**Objective**
Below are the records. Count the lines containing the string "index", and reply with the number alone.

** Start Dataset entries **

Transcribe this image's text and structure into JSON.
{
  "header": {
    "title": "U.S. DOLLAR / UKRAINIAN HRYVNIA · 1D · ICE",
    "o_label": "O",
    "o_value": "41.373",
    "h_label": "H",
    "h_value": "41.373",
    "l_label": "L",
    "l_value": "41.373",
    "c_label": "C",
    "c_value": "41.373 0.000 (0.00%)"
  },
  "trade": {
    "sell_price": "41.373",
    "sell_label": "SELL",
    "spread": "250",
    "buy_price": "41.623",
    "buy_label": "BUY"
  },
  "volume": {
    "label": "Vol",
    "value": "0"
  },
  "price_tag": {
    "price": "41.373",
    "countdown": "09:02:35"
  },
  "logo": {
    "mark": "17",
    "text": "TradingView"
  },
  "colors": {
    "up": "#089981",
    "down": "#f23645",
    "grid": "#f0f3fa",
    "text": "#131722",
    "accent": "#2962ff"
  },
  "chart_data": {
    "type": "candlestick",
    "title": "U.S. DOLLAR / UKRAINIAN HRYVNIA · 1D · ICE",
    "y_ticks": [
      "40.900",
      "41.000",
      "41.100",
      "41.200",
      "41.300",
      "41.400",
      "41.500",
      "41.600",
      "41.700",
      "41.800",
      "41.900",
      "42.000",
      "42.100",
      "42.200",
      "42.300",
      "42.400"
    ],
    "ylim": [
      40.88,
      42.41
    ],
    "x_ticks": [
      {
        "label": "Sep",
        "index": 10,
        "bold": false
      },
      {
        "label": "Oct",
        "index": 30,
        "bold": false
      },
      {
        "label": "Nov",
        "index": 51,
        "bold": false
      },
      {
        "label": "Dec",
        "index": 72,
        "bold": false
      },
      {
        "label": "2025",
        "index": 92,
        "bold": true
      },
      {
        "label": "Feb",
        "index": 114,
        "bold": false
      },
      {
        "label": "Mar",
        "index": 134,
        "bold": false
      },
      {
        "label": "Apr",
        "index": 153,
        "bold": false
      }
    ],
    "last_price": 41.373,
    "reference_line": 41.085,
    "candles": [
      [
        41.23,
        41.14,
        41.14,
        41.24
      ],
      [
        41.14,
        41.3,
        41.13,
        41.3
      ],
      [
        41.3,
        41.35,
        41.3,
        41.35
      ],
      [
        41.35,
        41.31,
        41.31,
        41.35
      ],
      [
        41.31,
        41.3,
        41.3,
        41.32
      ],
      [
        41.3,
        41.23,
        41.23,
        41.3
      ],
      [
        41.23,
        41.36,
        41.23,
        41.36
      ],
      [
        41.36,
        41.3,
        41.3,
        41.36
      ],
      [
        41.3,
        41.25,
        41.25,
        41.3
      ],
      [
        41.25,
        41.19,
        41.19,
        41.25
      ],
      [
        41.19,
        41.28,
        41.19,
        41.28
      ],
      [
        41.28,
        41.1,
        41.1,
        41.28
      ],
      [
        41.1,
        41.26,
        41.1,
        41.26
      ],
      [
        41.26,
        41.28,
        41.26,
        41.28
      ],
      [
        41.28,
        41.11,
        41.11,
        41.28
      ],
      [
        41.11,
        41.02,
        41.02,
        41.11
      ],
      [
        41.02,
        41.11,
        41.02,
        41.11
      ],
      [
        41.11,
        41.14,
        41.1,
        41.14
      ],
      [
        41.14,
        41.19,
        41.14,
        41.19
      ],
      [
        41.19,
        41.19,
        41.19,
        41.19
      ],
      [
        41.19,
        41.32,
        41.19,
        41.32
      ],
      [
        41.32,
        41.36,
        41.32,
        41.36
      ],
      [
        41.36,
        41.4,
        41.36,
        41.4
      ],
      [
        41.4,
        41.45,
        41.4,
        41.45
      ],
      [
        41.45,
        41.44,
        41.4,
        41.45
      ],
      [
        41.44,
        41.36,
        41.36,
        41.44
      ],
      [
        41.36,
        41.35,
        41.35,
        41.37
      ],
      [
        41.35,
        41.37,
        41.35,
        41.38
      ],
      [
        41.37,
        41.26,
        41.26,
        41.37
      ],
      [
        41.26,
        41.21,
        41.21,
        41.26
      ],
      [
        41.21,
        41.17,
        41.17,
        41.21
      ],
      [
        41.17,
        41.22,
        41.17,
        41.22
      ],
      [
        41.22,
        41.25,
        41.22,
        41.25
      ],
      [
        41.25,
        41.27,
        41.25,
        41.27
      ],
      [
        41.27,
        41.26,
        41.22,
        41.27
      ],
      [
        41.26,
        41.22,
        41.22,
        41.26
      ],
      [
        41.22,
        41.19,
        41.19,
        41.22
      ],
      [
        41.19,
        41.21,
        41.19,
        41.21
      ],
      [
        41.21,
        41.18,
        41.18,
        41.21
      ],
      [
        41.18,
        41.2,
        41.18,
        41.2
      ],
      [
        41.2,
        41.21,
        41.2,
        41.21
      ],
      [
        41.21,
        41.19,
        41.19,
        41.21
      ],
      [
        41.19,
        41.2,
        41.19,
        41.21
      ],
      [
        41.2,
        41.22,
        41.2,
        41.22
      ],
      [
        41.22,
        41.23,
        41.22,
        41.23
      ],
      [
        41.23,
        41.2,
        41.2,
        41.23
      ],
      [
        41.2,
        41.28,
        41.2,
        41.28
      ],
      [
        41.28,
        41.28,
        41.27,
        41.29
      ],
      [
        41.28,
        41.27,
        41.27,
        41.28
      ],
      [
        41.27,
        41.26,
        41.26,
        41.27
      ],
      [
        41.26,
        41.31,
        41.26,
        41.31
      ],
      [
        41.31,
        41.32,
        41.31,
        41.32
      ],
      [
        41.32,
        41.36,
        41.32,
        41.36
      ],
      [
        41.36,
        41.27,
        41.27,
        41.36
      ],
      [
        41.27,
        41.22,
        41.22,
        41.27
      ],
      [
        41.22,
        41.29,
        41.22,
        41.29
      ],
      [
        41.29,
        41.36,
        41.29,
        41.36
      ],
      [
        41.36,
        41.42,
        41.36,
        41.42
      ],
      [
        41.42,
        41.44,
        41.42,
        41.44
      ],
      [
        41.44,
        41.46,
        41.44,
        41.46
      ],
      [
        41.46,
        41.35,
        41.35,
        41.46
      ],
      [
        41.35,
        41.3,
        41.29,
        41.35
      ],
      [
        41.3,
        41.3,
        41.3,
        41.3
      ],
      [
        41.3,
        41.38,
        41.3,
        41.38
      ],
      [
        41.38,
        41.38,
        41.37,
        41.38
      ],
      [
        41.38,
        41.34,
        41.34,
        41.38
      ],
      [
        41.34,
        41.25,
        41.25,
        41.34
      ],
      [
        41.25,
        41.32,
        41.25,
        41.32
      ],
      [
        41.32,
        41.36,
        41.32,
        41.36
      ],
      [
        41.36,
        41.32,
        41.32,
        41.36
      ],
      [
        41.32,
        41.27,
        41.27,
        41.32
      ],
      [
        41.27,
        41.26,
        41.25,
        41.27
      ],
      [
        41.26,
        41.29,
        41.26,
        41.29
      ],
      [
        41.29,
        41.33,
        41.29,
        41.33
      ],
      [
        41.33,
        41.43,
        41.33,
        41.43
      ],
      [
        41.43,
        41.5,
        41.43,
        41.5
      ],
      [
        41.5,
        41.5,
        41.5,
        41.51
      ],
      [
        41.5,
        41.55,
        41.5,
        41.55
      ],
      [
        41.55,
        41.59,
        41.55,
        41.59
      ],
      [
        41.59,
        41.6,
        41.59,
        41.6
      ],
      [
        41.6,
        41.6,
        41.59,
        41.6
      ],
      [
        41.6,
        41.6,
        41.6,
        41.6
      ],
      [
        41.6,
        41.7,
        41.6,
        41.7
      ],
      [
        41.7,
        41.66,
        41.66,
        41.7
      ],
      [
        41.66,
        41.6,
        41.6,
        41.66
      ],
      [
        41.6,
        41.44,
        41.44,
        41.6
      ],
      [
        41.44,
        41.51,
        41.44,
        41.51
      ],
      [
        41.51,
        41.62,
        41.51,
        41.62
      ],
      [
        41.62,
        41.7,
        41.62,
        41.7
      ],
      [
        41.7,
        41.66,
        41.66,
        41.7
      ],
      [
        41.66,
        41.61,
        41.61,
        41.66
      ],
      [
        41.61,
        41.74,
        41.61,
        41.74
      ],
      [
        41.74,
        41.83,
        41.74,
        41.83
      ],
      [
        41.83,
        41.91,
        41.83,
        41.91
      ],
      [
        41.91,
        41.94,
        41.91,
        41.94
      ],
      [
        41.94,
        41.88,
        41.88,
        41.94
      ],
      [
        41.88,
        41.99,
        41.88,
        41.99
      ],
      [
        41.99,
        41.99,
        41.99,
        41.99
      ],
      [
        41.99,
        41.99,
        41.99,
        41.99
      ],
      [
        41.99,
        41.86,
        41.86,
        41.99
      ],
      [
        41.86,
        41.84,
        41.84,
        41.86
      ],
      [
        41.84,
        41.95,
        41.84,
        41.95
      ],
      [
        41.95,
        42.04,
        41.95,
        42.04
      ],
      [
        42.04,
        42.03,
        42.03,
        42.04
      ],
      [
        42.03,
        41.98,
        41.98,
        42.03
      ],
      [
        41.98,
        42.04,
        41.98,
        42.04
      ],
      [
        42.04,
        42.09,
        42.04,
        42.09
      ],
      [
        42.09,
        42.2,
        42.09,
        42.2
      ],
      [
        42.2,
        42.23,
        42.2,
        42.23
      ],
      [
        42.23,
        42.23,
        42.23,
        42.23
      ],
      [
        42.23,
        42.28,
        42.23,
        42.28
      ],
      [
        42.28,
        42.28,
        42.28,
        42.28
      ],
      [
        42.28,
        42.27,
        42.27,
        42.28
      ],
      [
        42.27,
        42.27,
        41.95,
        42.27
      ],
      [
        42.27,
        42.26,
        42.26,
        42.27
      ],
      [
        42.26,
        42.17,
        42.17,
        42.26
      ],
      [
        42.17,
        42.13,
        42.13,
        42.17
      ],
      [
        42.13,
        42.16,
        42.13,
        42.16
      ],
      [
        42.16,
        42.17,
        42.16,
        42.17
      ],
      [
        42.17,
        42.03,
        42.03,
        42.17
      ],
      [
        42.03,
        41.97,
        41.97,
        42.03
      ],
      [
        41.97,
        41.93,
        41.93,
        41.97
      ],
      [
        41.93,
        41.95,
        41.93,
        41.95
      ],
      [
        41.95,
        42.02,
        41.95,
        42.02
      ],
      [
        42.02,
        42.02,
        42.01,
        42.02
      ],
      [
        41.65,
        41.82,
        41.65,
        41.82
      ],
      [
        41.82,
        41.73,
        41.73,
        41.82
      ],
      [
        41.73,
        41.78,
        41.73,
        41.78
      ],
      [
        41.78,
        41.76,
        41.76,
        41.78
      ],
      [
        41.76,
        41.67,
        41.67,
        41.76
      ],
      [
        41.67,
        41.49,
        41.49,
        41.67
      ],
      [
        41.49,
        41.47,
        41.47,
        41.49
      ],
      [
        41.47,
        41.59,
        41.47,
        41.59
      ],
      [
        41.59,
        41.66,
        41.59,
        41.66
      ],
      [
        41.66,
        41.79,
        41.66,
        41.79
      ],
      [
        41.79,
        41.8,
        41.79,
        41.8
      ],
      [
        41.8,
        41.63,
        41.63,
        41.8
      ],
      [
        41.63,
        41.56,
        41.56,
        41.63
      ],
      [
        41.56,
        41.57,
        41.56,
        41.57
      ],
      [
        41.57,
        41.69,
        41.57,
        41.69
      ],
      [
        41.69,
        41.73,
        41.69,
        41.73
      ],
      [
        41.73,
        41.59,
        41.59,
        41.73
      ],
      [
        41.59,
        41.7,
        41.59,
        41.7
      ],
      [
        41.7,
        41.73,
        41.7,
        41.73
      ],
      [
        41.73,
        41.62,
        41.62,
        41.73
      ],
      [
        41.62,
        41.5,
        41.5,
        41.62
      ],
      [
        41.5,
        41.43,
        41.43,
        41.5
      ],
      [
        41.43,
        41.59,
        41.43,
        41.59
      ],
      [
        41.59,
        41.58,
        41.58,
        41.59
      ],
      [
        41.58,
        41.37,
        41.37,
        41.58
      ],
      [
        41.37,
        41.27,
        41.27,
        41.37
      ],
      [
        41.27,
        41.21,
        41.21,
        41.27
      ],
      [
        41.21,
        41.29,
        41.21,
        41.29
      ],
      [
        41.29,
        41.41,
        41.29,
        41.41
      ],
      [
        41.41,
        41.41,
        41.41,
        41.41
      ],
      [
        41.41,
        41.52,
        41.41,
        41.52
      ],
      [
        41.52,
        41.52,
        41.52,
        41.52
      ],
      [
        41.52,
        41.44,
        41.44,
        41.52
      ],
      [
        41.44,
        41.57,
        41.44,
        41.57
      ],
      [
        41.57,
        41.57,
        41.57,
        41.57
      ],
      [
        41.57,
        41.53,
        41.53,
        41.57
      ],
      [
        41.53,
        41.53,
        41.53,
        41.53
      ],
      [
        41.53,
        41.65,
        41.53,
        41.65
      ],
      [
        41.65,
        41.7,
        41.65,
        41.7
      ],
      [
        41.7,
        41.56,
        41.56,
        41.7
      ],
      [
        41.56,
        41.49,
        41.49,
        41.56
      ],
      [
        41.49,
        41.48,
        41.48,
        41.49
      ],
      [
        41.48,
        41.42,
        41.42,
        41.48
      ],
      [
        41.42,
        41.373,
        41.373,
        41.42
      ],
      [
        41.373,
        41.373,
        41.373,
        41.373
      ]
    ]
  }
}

** End Dataset entries **

**Result of this exercise**
8